##### Extracted information #####

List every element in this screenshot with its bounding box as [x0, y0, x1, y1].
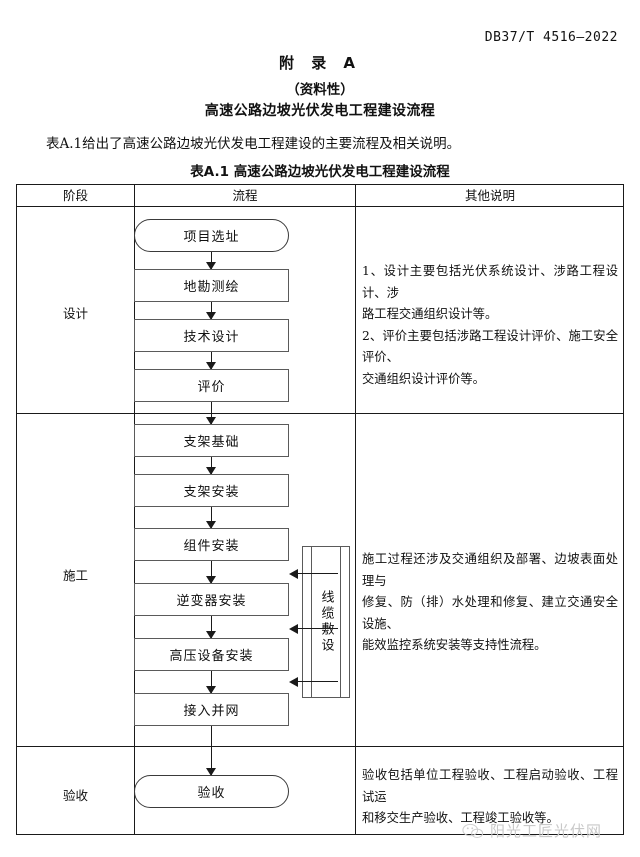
process-flow-table: 阶段 流程 其他说明 设计 施工 验收 项目选址 地勘测绘 技术设计 评价 支架… — [16, 184, 624, 835]
note-line: 路工程交通组织设计等。 — [362, 307, 498, 322]
flow-arrow-4 — [204, 402, 219, 425]
note-line: 修复、防（排）水处理和修复、建立交通安全设施、 — [362, 595, 618, 631]
note-construction: 施工过程还涉及交通组织及部署、边坡表面处理与 修复、防（排）水处理和修复、建立交… — [356, 549, 618, 657]
note-line: 施工过程还涉及交通组织及部署、边坡表面处理与 — [362, 552, 618, 588]
cable-arrow-to-module — [289, 567, 338, 581]
flow-arrow-5 — [204, 457, 219, 475]
flow-node-module-installation: 组件安装 — [134, 528, 289, 561]
flow-arrow-10 — [204, 726, 219, 776]
flow-arrow-7 — [204, 561, 219, 584]
cable-arrow-to-inverter — [289, 622, 338, 636]
table-header-note: 其他说明 — [464, 188, 515, 203]
flow-node-geological-survey: 地勘测绘 — [134, 269, 289, 302]
header-divider — [17, 206, 623, 208]
stage-label-construction: 施工 — [62, 568, 88, 583]
note-line: 和移交生产验收、工程竣工验收等。 — [362, 811, 559, 826]
table-header-flow: 流程 — [232, 188, 258, 203]
flow-node-technical-design: 技术设计 — [134, 319, 289, 352]
standard-code-header: DB37/T 4516—2022 — [484, 30, 618, 45]
stage-label-acceptance: 验收 — [62, 788, 88, 803]
note-line: 验收包括单位工程验收、工程启动验收、工程试运 — [362, 768, 618, 804]
flowchart: 项目选址 地勘测绘 技术设计 评价 支架基础 支架安装 组件安装 逆变器安装 高… — [17, 185, 625, 836]
note-acceptance: 验收包括单位工程验收、工程启动验收、工程试运 和移交生产验收、工程竣工验收等。 — [356, 765, 618, 830]
appendix-subject: 高速公路边坡光伏发电工程建设流程 — [204, 103, 436, 119]
flow-node-evaluation: 评价 — [134, 369, 289, 402]
watermark-text: 阳光工匠光伏网 — [490, 822, 603, 840]
row-divider-construction-acceptance — [17, 746, 623, 748]
intro-paragraph: 表A.1给出了高速公路边坡光伏发电工程建设的主要流程及相关说明。 — [46, 136, 461, 152]
flow-arrow-1 — [204, 252, 219, 270]
stage-label-design: 设计 — [62, 306, 88, 321]
cable-arrow-to-hv — [289, 675, 338, 689]
note-line: 2、评价主要包括涉路工程设计评价、施工安全评价、 — [362, 328, 618, 365]
watermark: 阳光工匠光伏网 — [462, 820, 602, 841]
flow-node-inverter-installation: 逆变器安装 — [134, 583, 289, 616]
flow-arrow-2 — [204, 302, 219, 320]
row-divider-design-construction — [17, 413, 623, 415]
note-line: 1、设计主要包括光伏系统设计、涉路工程设计、涉 — [362, 264, 618, 300]
flow-node-bracket-installation: 支架安装 — [134, 474, 289, 507]
flow-node-bracket-foundation: 支架基础 — [134, 424, 289, 457]
flow-node-cable-laying: 线缆敷设 — [302, 546, 350, 698]
flow-node-site-selection: 项目选址 — [134, 219, 289, 252]
appendix-title: 附 录 A — [278, 54, 362, 72]
column-divider-1 — [134, 185, 136, 834]
flow-node-grid-connection: 接入并网 — [134, 693, 289, 726]
column-divider-2 — [355, 185, 357, 834]
flow-node-cable-laying-label: 线缆敷设 — [318, 590, 334, 654]
note-line: 交通组织设计评价等。 — [362, 371, 485, 386]
flow-arrow-6 — [204, 507, 219, 529]
note-design: 1、设计主要包括光伏系统设计、涉路工程设计、涉 路工程交通组织设计等。 2、评价… — [356, 261, 618, 390]
flow-arrow-9 — [204, 671, 219, 694]
appendix-kind: （资料性） — [286, 82, 354, 98]
flow-node-hv-equipment-installation: 高压设备安装 — [134, 638, 289, 671]
flow-arrow-3 — [204, 352, 219, 370]
table-caption: 表A.1 高速公路边坡光伏发电工程建设流程 — [190, 164, 450, 180]
table-header-stage: 阶段 — [62, 188, 88, 203]
note-line: 能效监控系统安装等支持性流程。 — [362, 638, 547, 653]
flow-arrow-8 — [204, 616, 219, 639]
wechat-icon — [462, 823, 484, 838]
flow-node-acceptance: 验收 — [134, 775, 289, 808]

#####

Retype the lines in the items, starting at the line that contains "process-flow-table: 阶段 流程" and ending after the line that contains "note-line: 修复、防（排）水处理和修复、建立交通安全设施、 —".

process-flow-table: 阶段 流程 其他说明 设计 施工 验收 项目选址 地勘测绘 技术设计 评价 支架… — [16, 184, 624, 835]
note-line: 路工程交通组织设计等。 — [362, 307, 498, 322]
flow-arrow-4 — [204, 402, 219, 425]
note-line: 修复、防（排）水处理和修复、建立交通安全设施、 — [362, 595, 618, 631]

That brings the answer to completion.